Of the two most well known families, there is the pelican eel (eurypharynx, one species known) which is smaller exhibits more extreme reduction, and the gulper eel (saccopharynx, multiple species known), which is larger and has a bit more distinct body (it's mostly stomach, though) compared to the pelican eel's "mouth attached to a tail" look. Pelican eel appears to feed on small crustacens, squid and fish, and seems unequipped for eating very large prey, with its weak jaws, practically nonexistent teeth, and not very distensible stomach. The gulper, on the other hand, has multiple rows of small but sharp teeth and a huge stomach that can hold prey considerably larger than itself. Both are assumed to hunt by swimming around with their mouth open untill something blunders into their jaws, or by holding the luminous organ at the tip of their tail in front of their mouth to lure prey in.

On a side note, I love these various old illustrations of deep sea critters. Aside from a gulper eel (and its unfortunate meal), this one contains a tripod fish and...I'm not actually sure. I think that might be a ratfish or chimera (also a bobtail eel barely visible at the top).

**EXERCISES**
[a] In the passage on deep-sea eels, which of the two families is the larger one?
[b] Write the next part of the passage on deep-sea eels, picking up after its final sentence.

[Page layout parsing records]
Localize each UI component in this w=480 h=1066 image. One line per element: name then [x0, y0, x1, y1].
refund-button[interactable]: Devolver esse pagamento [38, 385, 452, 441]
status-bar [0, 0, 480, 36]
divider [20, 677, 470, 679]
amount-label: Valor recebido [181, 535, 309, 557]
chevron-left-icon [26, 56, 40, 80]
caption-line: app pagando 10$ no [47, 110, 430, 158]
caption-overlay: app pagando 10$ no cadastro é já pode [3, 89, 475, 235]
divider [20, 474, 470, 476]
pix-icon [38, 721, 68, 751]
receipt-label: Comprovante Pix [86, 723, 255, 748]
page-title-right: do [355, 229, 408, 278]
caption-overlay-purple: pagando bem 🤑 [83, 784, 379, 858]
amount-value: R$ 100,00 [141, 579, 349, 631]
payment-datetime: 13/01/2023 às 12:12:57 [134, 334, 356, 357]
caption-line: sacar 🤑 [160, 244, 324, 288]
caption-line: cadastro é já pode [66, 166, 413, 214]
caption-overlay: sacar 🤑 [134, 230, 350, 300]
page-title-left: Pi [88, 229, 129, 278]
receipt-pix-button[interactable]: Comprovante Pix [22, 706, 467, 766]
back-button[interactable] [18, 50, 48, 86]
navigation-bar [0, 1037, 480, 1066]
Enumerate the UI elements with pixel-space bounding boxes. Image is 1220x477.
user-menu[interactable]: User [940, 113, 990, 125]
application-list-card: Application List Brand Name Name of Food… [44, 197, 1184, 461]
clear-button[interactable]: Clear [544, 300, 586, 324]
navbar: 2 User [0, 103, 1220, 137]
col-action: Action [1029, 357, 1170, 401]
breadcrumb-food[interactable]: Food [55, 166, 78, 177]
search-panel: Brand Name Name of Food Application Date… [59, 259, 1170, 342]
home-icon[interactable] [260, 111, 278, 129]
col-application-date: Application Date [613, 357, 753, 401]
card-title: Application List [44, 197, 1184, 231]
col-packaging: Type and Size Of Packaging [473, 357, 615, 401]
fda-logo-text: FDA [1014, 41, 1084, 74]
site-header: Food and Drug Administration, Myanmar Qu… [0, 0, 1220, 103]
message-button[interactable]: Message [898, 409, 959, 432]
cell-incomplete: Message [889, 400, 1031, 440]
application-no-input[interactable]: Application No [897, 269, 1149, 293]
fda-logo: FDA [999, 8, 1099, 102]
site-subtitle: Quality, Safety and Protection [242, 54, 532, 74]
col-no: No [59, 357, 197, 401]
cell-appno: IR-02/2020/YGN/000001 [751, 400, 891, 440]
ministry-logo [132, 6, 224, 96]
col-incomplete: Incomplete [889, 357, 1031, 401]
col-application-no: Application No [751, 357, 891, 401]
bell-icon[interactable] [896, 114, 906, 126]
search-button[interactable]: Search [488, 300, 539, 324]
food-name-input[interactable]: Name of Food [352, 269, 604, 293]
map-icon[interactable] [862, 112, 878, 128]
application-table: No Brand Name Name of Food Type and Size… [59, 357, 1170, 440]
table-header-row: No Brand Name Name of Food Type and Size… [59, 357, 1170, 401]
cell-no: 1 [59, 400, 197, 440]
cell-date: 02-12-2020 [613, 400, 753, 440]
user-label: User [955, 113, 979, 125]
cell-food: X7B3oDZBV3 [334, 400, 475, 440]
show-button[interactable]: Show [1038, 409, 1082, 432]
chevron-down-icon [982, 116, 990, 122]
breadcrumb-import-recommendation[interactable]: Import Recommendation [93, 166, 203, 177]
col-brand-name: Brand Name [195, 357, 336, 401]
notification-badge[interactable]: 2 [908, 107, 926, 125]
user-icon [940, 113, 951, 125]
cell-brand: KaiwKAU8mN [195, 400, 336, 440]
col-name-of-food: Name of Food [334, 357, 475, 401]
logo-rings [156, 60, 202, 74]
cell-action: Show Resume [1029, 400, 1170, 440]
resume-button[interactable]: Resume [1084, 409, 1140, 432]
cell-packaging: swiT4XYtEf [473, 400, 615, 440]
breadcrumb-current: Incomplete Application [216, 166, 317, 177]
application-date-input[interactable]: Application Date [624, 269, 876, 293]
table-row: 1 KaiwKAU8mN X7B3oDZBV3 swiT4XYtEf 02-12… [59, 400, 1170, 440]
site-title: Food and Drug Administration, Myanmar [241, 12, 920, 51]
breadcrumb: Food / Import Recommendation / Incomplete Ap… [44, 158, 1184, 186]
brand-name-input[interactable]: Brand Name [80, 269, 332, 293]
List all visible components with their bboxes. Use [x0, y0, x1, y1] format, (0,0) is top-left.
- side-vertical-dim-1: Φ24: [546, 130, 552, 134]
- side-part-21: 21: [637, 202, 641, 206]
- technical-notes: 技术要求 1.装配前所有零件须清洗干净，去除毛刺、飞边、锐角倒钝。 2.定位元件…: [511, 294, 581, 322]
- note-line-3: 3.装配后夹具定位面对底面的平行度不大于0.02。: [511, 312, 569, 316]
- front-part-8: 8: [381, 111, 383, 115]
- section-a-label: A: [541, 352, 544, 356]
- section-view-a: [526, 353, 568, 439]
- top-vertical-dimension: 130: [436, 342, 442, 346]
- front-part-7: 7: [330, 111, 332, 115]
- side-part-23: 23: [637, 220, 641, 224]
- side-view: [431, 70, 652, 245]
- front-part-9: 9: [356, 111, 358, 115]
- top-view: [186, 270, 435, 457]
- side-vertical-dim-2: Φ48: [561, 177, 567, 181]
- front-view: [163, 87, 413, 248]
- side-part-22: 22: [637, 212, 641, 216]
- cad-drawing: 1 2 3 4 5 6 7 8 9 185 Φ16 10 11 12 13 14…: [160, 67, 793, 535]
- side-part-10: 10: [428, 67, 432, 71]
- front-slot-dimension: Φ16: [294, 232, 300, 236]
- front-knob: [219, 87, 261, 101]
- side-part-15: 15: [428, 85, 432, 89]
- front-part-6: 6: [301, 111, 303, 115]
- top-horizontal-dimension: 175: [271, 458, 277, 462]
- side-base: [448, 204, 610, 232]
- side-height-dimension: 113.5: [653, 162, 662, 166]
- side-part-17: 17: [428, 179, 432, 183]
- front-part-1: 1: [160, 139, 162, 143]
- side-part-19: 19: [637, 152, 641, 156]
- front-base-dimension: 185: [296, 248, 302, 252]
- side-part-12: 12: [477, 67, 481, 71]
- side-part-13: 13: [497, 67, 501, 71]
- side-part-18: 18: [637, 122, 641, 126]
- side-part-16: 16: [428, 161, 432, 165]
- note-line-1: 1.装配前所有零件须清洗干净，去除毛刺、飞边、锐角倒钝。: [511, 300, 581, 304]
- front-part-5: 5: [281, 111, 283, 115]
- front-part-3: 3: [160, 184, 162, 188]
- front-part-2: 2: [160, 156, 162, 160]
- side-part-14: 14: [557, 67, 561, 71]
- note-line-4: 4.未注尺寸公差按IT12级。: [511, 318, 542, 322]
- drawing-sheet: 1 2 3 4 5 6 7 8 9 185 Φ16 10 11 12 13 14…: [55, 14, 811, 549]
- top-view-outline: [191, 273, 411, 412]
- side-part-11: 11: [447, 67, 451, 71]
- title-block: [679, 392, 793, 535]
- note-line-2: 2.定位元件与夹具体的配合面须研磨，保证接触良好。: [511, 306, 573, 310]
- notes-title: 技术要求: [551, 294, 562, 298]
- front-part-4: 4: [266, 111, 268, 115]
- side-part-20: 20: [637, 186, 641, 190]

**REPLIES**
[a] The gulper eel (saccopharynx) is the larger one.

[b]
The last member of saccopharyngidae isn't quite as impressively weird at fist glance, but it actually manages to outweird its relatives when you look a little deeper. Called monognathus, or onejaw, due to literally having only one jaw (no seriously, it has no upper jaw at all: all the bones of the upper jaw have been completely atrophied!), and still somehow manages to have a single tooth where the upper jaw should be, attached directly to the braincase. Also, the tooth is venomous because of course it it. As far as we can tell, it rams its prey (mostly small crustaceans) with its venomous skull-tooth to kill them and then eats them. We don't really know much from them due to them living at such extreme depths (living up to 5000 meters deep, they are among the deepest-living fish). Quoting an actual ichtyologist "their
odd morphology and their near total lack of sense organs make it difficult to imagine how they function and survive
in their environment."

On the subject of saccopharyngidae, might as well dump some of the pictures I have before moving on to next subject.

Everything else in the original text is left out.